··· Provided records

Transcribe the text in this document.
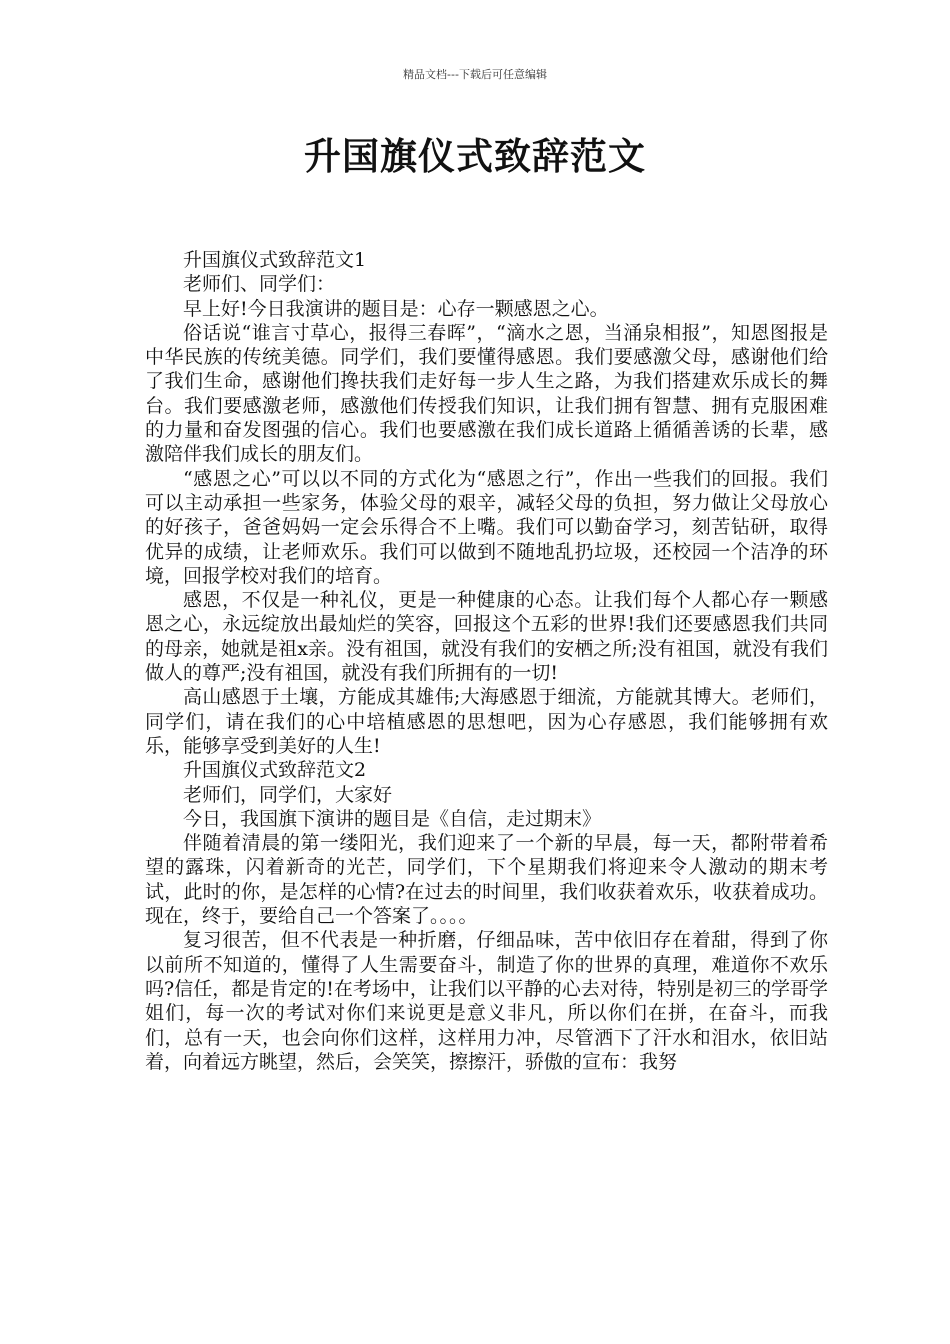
精品文档---下载后可任意编辑
升国旗仪式致辞范文

升国旗仪式致辞范文1

老师们、同学们：

早上好!今日我演讲的题目是：心存一颗感恩之心。

俗话说“谁言寸草心，报得三春晖”，“滴水之恩，当涌泉相报”，知恩图报是中华民族的传统美德。同学们，我们要懂得感恩。我们要感激父母，感谢他们给了我们生命，感谢他们搀扶我们走好每一步人生之路，为我们搭建欢乐成长的舞台。我们要感激老师，感激他们传授我们知识，让我们拥有智慧、拥有克服困难的力量和奋发图强的信心。我们也要感激在我们成长道路上循循善诱的长辈，感激陪伴我们成长的朋友们。

“感恩之心”可以以不同的方式化为“感恩之行”，作出一些我们的回报。我们可以主动承担一些家务，体验父母的艰辛，减轻父母的负担，努力做让父母放心的好孩子，爸爸妈妈一定会乐得合不上嘴。我们可以勤奋学习，刻苦钻研，取得优异的成绩，让老师欢乐。我们可以做到不随地乱扔垃圾，还校园一个洁净的环境，回报学校对我们的培育。

感恩，不仅是一种礼仪，更是一种健康的心态。让我们每个人都心存一颗感恩之心，永远绽放出最灿烂的笑容，回报这个五彩的世界!我们还要感恩我们共同的母亲，她就是祖x亲。没有祖国，就没有我们的安栖之所;没有祖国，就没有我们做人的尊严;没有祖国，就没有我们所拥有的一切!

高山感恩于土壤，方能成其雄伟;大海感恩于细流，方能就其博大。老师们，同学们，请在我们的心中培植感恩的思想吧，因为心存感恩，我们能够拥有欢乐，能够享受到美好的人生!

升国旗仪式致辞范文2

老师们，同学们，大家好

今日，我国旗下演讲的题目是《自信，走过期末》

伴随着清晨的第一缕阳光，我们迎来了一个新的早晨，每一天，都附带着希望的露珠，闪着新奇的光芒，同学们，下个星期我们将迎来令人激动的期末考试，此时的你，是怎样的心情?在过去的时间里，我们收获着欢乐，收获着成功。现在，终于，要给自己一个答案了。。。。

复习很苦，但不代表是一种折磨，仔细品味，苦中依旧存在着甜，得到了你以前所不知道的，懂得了人生需要奋斗，制造了你的世界的真理，难道你不欢乐吗?信任，都是肯定的!在考场中，让我们以平静的心去对待，特别是初三的学哥学姐们，每一次的考试对你们来说更是意义非凡，所以你们在拼，在奋斗，而我们，总有一天，也会向你们这样，这样用力冲，尽管洒下了汗水和泪水，依旧站着，向着远方眺望，然后，会笑笑，擦擦汗，骄傲的宣布：我努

······

Task goal:
Copy out all the data without changing anything, and drop the pictures.

Reply:
Transcribe the text in this document.
精品文档---下载后可任意编辑
升国旗仪式致辞范文

升国旗仪式致辞范文1

老师们、同学们：

早上好!今日我演讲的题目是：心存一颗感恩之心。

俗话说“谁言寸草心，报得三春晖”，“滴水之恩，当涌泉相报”，知恩图报是中华民族的传统美德。同学们，我们要懂得感恩。我们要感激父母，感谢他们给了我们生命，感谢他们搀扶我们走好每一步人生之路，为我们搭建欢乐成长的舞台。我们要感激老师，感激他们传授我们知识，让我们拥有智慧、拥有克服困难的力量和奋发图强的信心。我们也要感激在我们成长道路上循循善诱的长辈，感激陪伴我们成长的朋友们。

“感恩之心”可以以不同的方式化为“感恩之行”，作出一些我们的回报。我们可以主动承担一些家务，体验父母的艰辛，减轻父母的负担，努力做让父母放心的好孩子，爸爸妈妈一定会乐得合不上嘴。我们可以勤奋学习，刻苦钻研，取得优异的成绩，让老师欢乐。我们可以做到不随地乱扔垃圾，还校园一个洁净的环境，回报学校对我们的培育。

感恩，不仅是一种礼仪，更是一种健康的心态。让我们每个人都心存一颗感恩之心，永远绽放出最灿烂的笑容，回报这个五彩的世界!我们还要感恩我们共同的母亲，她就是祖x亲。没有祖国，就没有我们的安栖之所;没有祖国，就没有我们做人的尊严;没有祖国，就没有我们所拥有的一切!

高山感恩于土壤，方能成其雄伟;大海感恩于细流，方能就其博大。老师们，同学们，请在我们的心中培植感恩的思想吧，因为心存感恩，我们能够拥有欢乐，能够享受到美好的人生!

升国旗仪式致辞范文2

老师们，同学们，大家好

今日，我国旗下演讲的题目是《自信，走过期末》

伴随着清晨的第一缕阳光，我们迎来了一个新的早晨，每一天，都附带着希望的露珠，闪着新奇的光芒，同学们，下个星期我们将迎来令人激动的期末考试，此时的你，是怎样的心情?在过去的时间里，我们收获着欢乐，收获着成功。现在，终于，要给自己一个答案了。。。。

复习很苦，但不代表是一种折磨，仔细品味，苦中依旧存在着甜，得到了你以前所不知道的，懂得了人生需要奋斗，制造了你的世界的真理，难道你不欢乐吗?信任，都是肯定的!在考场中，让我们以平静的心去对待，特别是初三的学哥学姐们，每一次的考试对你们来说更是意义非凡，所以你们在拼，在奋斗，而我们，总有一天，也会向你们这样，这样用力冲，尽管洒下了汗水和泪水，依旧站着，向着远方眺望，然后，会笑笑，擦擦汗，骄傲的宣布：我努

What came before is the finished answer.